Task instructions: Gather every line that includes the word "万众就万岗", please.
▬▬▬▬▬▬▬▬▬▬
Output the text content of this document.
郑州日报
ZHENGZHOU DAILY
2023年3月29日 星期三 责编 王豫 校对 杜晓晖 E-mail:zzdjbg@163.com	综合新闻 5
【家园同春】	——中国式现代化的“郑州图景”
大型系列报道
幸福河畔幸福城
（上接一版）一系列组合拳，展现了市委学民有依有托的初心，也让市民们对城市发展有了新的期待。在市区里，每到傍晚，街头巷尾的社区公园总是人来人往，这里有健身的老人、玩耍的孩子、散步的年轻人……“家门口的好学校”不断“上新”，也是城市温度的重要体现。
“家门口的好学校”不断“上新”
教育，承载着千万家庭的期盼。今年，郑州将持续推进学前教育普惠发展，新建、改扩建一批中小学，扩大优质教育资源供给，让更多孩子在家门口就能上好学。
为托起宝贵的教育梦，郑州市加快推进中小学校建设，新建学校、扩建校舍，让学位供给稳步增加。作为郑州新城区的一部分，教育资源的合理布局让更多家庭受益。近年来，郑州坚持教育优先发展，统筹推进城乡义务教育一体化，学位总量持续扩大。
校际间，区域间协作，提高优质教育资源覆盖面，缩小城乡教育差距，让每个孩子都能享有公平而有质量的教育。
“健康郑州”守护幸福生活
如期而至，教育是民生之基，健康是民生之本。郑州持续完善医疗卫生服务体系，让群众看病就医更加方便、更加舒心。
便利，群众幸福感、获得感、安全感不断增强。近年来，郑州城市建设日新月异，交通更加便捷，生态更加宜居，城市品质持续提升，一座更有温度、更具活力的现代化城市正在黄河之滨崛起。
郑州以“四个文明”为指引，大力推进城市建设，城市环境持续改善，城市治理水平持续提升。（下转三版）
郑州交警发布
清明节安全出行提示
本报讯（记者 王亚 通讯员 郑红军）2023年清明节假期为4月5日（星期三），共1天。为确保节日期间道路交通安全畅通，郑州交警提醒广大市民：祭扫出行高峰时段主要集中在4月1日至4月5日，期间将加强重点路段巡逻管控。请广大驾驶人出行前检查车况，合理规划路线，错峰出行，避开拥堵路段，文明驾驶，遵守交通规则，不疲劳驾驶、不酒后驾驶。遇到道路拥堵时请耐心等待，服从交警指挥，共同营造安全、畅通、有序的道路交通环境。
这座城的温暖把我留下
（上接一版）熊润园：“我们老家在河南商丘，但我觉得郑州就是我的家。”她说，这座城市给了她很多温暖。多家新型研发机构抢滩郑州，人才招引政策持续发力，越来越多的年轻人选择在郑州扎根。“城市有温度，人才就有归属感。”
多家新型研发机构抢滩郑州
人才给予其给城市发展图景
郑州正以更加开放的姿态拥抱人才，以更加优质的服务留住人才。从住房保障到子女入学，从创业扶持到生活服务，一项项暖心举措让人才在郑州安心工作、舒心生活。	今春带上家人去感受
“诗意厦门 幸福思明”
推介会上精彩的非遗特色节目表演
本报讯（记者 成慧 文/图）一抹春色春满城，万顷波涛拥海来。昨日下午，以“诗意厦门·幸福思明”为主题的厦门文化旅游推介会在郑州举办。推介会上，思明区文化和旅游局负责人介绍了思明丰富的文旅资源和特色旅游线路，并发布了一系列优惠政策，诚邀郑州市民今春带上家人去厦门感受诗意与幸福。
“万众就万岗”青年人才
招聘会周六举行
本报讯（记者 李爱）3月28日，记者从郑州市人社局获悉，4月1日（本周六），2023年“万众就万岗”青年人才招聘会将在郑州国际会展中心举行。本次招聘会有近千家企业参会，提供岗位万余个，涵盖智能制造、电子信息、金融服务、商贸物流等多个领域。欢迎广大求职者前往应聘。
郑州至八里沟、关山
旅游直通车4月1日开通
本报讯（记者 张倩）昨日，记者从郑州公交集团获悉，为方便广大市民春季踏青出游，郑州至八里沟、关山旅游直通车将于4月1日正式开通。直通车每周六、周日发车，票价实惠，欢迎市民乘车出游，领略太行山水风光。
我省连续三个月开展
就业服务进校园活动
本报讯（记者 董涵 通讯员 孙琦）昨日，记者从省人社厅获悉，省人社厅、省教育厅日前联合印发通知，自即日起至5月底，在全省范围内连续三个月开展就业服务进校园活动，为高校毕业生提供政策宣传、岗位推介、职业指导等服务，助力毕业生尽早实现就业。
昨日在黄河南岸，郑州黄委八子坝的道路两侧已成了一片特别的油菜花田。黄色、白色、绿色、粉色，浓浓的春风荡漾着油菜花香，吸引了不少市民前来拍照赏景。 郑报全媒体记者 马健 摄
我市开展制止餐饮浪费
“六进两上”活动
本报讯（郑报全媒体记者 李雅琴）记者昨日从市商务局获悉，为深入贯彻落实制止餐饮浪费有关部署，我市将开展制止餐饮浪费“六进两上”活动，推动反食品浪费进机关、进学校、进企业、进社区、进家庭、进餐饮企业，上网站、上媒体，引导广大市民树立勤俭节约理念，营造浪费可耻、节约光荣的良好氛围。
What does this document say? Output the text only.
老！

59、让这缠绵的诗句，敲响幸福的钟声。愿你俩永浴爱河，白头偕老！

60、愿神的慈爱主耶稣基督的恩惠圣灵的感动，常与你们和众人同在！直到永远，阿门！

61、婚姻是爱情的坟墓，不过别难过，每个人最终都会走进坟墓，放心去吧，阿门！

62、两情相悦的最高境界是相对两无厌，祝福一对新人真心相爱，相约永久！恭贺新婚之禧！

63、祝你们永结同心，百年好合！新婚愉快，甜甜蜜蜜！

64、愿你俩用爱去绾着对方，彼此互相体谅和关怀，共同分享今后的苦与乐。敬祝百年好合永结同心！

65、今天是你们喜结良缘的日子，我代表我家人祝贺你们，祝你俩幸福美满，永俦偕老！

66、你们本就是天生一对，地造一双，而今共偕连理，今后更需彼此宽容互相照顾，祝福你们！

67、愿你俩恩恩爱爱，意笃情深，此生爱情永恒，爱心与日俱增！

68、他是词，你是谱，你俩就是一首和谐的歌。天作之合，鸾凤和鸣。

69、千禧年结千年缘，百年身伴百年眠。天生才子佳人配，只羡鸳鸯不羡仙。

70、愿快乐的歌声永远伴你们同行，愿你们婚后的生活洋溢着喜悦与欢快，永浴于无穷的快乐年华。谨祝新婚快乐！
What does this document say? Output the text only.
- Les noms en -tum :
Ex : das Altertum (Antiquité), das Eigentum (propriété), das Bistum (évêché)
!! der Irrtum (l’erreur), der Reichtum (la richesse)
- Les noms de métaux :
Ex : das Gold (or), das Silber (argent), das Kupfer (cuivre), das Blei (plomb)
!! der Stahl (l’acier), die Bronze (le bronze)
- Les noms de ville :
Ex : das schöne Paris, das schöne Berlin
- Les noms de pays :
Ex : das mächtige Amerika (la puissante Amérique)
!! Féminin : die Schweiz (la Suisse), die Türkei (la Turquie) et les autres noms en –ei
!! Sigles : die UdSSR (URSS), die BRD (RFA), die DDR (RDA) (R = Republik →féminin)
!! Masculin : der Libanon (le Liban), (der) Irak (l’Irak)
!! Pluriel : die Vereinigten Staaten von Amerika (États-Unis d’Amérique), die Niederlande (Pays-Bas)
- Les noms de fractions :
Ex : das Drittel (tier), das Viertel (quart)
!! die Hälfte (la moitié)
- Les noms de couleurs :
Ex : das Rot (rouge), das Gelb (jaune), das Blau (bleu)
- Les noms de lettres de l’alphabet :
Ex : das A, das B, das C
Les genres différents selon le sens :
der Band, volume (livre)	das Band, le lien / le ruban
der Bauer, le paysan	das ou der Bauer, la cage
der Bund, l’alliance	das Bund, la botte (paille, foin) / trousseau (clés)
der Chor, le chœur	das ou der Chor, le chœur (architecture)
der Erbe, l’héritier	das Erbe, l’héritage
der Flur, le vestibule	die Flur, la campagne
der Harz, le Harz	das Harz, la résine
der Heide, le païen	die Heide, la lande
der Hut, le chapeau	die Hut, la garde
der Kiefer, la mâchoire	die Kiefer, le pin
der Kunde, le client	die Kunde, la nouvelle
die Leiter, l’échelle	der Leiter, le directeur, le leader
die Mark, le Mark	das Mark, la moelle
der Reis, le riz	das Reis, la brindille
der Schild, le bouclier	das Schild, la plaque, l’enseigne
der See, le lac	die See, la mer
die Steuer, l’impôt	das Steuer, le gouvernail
▬▬▬▬▬▬▬▬▬▬
The result:
“万众就万岗”青年人才
本报讯（记者 李爱）3月28日，记者从郑州市人社局获悉，4月1日（本周六），2023年“万众就万岗”青年人才招聘会将在郑州国际会展中心举行。本次招聘会有近千家企业参会，提供岗位万余个，涵盖智能制造、电子信息、金融服务、商贸物流等多个领域。欢迎广大求职者前往应聘。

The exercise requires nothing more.